• Requirement 1
According to the album review, how long has the writer been listening to the three songs on repeat?

• Text extract
>>
Today it rains. The cement foundations outside my window mirrors the dense clouds that hang low and oppressively above the empty streets of this grey city. Today is hard on perspectives, cold and damp on the skin and as I try to conjure up the words to express the music found on the self-titled album daturah I realize I have been listening to the three songs on repeat for over two hours, thinking of every thing but the task at hand.

It is very easy to get lost in the songs these 5 Germans have created. Like many instrumental bands the music acts as a emotional and introspective soundtrack where the notes are most effective when consciously forgotten . This is a dark undertaking filled with a real sense of things lost, an album of recollections, of photographs that are both comforting and sad. At all times raw and organic this albums seems to escape the urge to expand infinitely the musical canvas with the use of electronics. Instead they focus on the subtleties of melody, of harmony and dynamics.

The construction of beautiful handmade music, every note falling from the fingers and fists. These are more movements then songs. Subtle sparse arrangements slowly building into walls of lonesome distortion that swell then recede over and again. This album is a testament to raw power of electric guitars, drums and bass. To the creative depth of these instruments that is often lost in the modern music seen.

Like their name implies these songs are geared to towards the conscious state of the listener. This is an album that seems to get inside you like those cold rainy days and invoke ,at the very least, a sense of feeling something . It provides a space where, even in the middle of a densely populated city over run with the steady roar of traffic, you can be alone with your thoughts.
<<
• Raw records
>>
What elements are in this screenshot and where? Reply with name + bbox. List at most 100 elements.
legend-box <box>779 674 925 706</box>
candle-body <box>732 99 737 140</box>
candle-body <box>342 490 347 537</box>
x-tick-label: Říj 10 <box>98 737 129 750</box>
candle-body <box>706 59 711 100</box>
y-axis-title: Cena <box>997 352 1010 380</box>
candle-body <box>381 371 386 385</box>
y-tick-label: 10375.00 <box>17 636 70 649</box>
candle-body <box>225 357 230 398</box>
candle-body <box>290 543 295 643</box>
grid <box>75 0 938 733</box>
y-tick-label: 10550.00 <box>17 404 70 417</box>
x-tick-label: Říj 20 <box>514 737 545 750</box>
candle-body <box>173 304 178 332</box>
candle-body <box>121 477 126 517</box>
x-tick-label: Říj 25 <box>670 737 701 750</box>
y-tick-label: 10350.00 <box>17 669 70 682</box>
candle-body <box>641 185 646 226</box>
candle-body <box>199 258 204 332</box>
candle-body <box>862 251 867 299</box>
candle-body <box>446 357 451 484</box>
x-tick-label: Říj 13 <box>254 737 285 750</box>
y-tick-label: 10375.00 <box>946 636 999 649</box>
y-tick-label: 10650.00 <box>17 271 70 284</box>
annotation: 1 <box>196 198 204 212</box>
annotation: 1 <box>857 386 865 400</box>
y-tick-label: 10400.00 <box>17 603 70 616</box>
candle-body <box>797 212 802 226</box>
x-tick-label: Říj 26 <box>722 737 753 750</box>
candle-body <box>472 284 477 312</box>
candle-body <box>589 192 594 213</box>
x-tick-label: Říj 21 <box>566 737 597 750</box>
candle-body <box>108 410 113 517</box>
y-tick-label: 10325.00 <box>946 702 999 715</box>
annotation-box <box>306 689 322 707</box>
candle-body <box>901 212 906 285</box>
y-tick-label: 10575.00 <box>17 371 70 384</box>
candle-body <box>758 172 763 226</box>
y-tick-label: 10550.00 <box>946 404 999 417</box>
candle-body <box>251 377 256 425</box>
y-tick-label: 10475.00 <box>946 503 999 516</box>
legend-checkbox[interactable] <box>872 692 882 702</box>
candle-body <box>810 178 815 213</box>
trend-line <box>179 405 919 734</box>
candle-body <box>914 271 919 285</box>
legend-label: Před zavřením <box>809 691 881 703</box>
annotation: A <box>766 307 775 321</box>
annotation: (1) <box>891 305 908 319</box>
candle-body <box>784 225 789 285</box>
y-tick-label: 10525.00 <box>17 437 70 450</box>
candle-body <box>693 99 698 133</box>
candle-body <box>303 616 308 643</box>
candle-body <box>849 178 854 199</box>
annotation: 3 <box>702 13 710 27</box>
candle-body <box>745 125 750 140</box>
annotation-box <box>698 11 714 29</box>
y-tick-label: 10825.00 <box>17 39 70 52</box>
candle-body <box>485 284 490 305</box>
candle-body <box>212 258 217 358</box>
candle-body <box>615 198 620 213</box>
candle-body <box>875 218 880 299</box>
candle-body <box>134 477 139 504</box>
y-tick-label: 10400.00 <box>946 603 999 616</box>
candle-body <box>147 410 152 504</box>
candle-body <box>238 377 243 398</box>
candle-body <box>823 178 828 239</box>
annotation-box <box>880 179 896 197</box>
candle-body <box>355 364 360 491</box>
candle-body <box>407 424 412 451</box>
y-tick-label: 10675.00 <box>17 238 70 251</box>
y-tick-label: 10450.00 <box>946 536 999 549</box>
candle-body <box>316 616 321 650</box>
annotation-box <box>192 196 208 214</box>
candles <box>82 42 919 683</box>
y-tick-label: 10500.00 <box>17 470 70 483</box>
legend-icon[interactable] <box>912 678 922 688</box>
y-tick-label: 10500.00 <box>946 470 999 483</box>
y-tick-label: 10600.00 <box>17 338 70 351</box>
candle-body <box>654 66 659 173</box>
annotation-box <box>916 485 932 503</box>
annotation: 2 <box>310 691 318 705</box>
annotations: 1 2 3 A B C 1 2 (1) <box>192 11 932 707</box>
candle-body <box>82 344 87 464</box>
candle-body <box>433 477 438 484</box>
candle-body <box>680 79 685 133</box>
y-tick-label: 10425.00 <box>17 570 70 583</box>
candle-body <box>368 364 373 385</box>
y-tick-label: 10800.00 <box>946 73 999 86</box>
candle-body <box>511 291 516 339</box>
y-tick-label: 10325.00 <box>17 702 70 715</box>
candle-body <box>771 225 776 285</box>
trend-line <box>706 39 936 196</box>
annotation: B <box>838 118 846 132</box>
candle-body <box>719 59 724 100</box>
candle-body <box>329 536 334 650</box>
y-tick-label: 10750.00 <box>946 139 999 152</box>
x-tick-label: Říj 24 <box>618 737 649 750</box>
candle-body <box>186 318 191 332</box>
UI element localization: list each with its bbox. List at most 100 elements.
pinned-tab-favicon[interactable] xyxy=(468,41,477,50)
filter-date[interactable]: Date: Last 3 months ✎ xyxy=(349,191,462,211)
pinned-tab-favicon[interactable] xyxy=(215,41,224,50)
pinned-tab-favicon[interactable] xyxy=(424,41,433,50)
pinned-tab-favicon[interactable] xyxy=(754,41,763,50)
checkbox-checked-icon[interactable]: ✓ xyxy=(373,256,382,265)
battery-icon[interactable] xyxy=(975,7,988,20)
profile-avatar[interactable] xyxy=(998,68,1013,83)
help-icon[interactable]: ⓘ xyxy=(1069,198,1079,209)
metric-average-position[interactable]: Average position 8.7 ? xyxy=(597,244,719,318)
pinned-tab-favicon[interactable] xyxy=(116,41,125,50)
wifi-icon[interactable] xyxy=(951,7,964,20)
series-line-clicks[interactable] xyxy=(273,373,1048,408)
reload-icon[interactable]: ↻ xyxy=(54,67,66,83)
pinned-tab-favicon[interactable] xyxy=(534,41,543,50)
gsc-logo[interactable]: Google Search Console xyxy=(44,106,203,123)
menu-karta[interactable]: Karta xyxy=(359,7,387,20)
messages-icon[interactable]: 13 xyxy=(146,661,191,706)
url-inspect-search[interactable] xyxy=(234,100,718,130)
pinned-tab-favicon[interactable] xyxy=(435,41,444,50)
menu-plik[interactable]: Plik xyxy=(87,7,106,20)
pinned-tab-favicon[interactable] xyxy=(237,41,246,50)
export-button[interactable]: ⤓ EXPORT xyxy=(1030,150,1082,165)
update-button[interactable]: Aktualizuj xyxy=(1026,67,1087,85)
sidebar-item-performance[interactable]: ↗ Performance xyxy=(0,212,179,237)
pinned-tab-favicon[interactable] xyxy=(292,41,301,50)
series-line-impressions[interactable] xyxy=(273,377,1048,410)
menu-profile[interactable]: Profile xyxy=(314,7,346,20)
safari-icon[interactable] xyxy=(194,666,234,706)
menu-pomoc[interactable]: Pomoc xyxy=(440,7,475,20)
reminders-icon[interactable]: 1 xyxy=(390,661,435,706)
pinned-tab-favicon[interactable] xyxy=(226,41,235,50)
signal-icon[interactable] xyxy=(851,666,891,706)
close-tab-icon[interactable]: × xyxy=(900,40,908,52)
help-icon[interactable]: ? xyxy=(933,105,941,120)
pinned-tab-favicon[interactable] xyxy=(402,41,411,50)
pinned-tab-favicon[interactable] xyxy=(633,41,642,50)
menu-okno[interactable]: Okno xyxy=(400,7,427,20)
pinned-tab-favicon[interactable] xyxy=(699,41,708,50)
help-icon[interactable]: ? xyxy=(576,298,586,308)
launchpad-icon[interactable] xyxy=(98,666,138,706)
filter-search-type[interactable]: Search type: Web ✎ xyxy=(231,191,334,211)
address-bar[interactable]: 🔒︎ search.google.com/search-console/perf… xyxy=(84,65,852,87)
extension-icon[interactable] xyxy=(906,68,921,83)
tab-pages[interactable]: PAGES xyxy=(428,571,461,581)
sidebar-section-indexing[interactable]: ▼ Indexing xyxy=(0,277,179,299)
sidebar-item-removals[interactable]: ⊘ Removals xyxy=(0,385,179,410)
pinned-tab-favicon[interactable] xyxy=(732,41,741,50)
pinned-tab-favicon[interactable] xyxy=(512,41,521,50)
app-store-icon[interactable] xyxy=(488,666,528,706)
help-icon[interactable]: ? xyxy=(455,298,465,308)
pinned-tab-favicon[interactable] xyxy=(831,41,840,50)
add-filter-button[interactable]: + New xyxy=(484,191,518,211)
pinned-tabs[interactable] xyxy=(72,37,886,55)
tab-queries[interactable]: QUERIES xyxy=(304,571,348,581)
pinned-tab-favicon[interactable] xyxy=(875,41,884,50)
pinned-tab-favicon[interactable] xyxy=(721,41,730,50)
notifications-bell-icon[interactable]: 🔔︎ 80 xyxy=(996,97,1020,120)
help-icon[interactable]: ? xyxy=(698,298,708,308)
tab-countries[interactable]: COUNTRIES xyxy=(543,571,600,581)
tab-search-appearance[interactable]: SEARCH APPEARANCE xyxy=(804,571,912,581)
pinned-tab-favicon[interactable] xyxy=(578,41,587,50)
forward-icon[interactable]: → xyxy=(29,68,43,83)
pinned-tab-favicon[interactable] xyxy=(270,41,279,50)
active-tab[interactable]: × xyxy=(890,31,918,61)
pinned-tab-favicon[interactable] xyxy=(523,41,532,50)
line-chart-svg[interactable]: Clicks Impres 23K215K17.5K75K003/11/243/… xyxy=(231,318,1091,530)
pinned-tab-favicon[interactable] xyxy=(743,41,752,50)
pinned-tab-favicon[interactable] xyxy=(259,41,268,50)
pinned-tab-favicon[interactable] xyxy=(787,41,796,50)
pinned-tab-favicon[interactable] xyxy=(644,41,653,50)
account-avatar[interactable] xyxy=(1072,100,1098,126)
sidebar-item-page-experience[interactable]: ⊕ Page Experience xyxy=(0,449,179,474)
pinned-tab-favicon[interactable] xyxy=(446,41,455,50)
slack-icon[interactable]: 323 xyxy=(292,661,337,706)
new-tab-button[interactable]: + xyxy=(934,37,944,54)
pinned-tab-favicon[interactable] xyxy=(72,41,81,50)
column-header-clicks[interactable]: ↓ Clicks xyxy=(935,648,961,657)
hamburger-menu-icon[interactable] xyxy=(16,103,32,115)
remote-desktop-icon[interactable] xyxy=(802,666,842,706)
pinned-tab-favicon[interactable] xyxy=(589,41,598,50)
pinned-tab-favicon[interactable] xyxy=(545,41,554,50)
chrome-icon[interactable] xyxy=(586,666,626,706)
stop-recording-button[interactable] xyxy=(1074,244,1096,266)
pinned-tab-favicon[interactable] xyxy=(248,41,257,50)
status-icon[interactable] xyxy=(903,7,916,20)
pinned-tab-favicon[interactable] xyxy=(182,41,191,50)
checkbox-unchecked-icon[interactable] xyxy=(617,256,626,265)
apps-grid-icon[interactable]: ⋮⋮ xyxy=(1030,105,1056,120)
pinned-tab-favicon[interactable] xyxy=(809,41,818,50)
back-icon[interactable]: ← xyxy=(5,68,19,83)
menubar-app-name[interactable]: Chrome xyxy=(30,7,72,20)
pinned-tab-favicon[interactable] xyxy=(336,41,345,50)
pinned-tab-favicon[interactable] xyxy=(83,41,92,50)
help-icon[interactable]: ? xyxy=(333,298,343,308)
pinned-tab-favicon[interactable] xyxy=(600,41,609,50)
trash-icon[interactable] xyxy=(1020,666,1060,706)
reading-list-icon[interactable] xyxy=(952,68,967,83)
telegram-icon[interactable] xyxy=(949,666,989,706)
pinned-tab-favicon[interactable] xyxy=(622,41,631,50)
<<
• Requirement 2
Express the records as a JSON list of strings, one string per line, leaving out blank lines. Begin at the start of the records and stop after the line that contains "legend-label: Před zavřením".

• Written answer 1
For over two hours.

• Written answer 2
[
  "What elements are in this screenshot and where? Reply with name + bbox. List at most 100 elements.",
  "legend-box <box>779 674 925 706</box>",
  "candle-body <box>732 99 737 140</box>",
  "candle-body <box>342 490 347 537</box>",
  "x-tick-label: Říj 10 <box>98 737 129 750</box>",
  "candle-body <box>706 59 711 100</box>",
  "y-axis-title: Cena <box>997 352 1010 380</box>",
  "candle-body <box>381 371 386 385</box>",
  "y-tick-label: 10375.00 <box>17 636 70 649</box>",
  "candle-body <box>225 357 230 398</box>",
  "candle-body <box>290 543 295 643</box>",
  "grid <box>75 0 938 733</box>",
  "y-tick-label: 10550.00 <box>17 404 70 417</box>",
  "x-tick-label: Říj 20 <box>514 737 545 750</box>",
  "candle-body <box>173 304 178 332</box>",
  "candle-body <box>121 477 126 517</box>",
  "x-tick-label: Říj 25 <box>670 737 701 750</box>",
  "y-tick-label: 10350.00 <box>17 669 70 682</box>",
  "candle-body <box>641 185 646 226</box>",
  "candle-body <box>199 258 204 332</box>",
  "candle-body <box>862 251 867 299</box>",
  "candle-body <box>446 357 451 484</box>",
  "x-tick-label: Říj 13 <box>254 737 285 750</box>",
  "y-tick-label: 10375.00 <box>946 636 999 649</box>",
  "y-tick-label: 10650.00 <box>17 271 70 284</box>",
  "annotation: 1 <box>196 198 204 212</box>",
  "annotation: 1 <box>857 386 865 400</box>",
  "y-tick-label: 10400.00 <box>17 603 70 616</box>",
  "candle-body <box>797 212 802 226</box>",
  "x-tick-label: Říj 26 <box>722 737 753 750</box>",
  "candle-body <box>472 284 477 312</box>",
  "candle-body <box>589 192 594 213</box>",
  "x-tick-label: Říj 21 <box>566 737 597 750</box>",
  "candle-body <box>108 410 113 517</box>",
  "y-tick-label: 10325.00 <box>946 702 999 715</box>",
  "annotation-box <box>306 689 322 707</box>",
  "candle-body <box>901 212 906 285</box>",
  "y-tick-label: 10575.00 <box>17 371 70 384</box>",
  "candle-body <box>758 172 763 226</box>",
  "y-tick-label: 10550.00 <box>946 404 999 417</box>",
  "candle-body <box>251 377 256 425</box>",
  "y-tick-label: 10475.00 <box>946 503 999 516</box>",
  "legend-checkbox[interactable] <box>872 692 882 702</box>",
  "candle-body <box>810 178 815 213</box>",
  "trend-line <box>179 405 919 734</box>",
  "candle-body <box>914 271 919 285</box>",
  "legend-label: Před zavřením <box>809 691 881 703</box>"
]